Task brief -
Copy each line that contains the string "一个子儿都没有".

__________________________________________________

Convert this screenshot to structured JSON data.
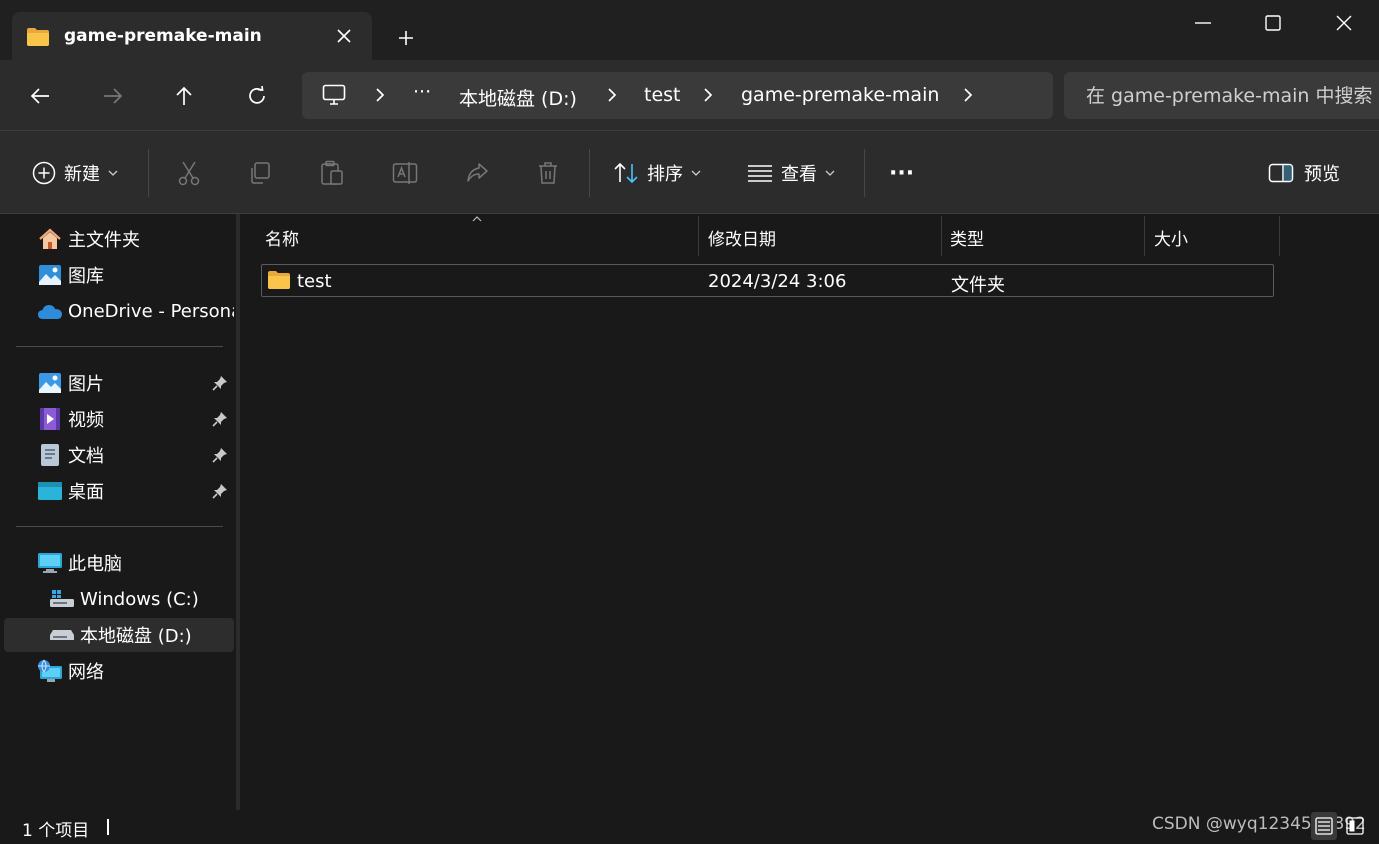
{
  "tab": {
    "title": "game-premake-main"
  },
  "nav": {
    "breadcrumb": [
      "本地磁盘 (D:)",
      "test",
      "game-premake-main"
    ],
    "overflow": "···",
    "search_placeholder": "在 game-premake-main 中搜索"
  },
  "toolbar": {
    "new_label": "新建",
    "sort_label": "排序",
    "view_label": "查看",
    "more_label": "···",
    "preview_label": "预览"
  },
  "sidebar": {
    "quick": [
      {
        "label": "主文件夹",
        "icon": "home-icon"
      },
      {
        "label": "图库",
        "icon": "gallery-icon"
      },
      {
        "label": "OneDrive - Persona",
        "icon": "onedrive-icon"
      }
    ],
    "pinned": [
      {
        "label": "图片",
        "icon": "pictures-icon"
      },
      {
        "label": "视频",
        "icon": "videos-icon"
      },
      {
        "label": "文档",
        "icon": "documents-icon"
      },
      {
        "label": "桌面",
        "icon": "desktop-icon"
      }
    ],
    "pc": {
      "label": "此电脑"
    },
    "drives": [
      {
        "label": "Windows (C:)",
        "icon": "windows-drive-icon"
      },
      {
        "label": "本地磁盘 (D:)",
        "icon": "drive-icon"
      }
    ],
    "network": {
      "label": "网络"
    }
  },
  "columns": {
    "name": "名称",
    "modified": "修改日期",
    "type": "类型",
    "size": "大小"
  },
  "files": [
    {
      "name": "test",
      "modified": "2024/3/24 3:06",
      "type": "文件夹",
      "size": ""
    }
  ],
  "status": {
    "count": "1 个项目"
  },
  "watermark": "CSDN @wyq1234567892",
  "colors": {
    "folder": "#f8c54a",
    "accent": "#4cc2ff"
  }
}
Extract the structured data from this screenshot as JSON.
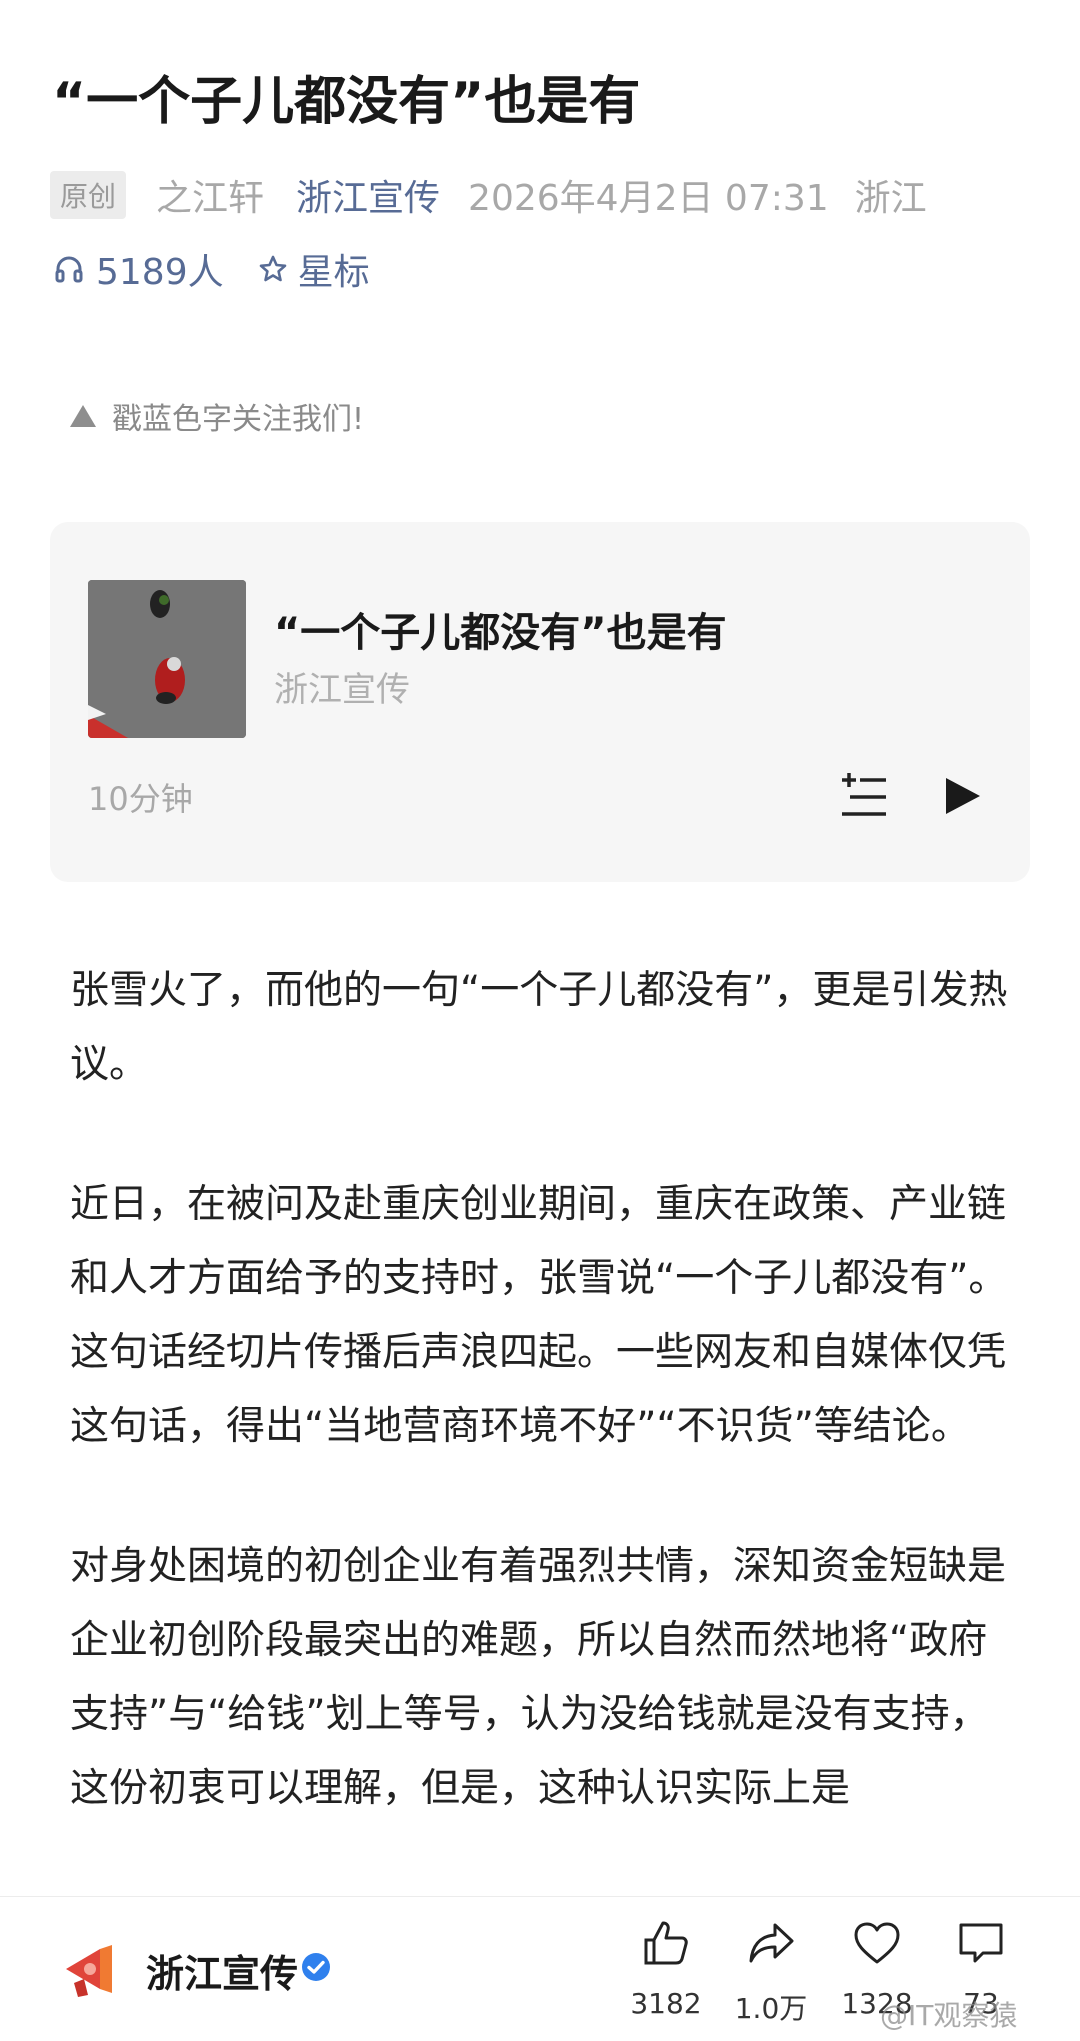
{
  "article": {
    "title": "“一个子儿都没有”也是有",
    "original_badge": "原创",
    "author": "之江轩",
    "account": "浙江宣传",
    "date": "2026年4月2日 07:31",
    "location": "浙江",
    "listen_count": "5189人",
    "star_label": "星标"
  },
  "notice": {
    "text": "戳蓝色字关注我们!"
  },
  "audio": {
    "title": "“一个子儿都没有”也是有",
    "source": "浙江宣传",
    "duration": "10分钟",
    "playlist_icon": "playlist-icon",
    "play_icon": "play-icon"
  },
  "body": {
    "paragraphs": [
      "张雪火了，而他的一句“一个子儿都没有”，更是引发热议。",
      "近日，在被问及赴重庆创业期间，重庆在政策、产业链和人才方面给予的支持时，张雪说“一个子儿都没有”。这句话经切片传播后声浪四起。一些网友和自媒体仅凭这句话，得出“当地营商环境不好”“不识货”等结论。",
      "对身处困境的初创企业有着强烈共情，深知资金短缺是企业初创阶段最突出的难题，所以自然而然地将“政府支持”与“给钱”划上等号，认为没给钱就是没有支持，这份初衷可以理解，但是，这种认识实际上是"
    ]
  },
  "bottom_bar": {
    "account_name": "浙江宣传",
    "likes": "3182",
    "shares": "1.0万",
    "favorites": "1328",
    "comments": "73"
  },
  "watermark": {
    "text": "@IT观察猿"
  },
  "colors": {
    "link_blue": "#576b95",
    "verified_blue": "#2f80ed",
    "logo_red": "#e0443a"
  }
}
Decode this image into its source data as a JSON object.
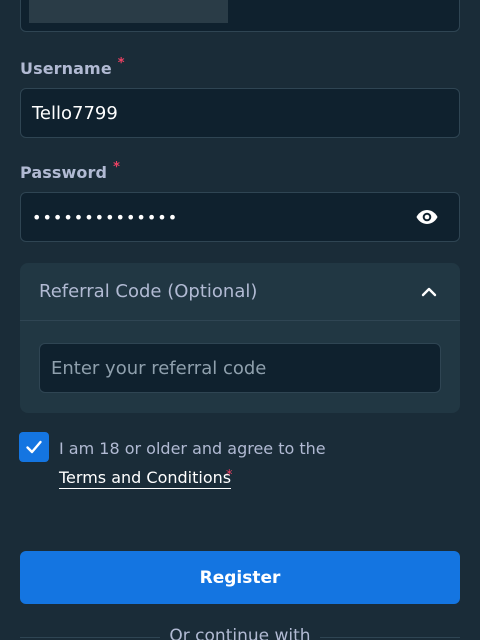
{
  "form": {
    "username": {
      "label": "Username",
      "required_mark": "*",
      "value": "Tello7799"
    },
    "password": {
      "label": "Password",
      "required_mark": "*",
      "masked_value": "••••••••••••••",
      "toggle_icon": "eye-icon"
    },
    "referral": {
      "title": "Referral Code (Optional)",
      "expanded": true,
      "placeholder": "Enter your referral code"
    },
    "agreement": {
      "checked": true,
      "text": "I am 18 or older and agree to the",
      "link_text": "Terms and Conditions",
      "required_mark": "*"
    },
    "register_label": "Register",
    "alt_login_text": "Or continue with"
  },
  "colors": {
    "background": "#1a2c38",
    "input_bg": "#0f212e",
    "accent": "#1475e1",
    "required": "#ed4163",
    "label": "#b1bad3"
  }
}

__________________________________________________

Final answer -
    "title": "“一个子儿都没有”也是有",
    "title": "“一个子儿都没有”也是有",
      "张雪火了，而他的一句“一个子儿都没有”，更是引发热议。",
      "近日，在被问及赴重庆创业期间，重庆在政策、产业链和人才方面给予的支持时，张雪说“一个子儿都没有”。这句话经切片传播后声浪四起。一些网友和自媒体仅凭这句话，得出“当地营商环境不好”“不识货”等结论。",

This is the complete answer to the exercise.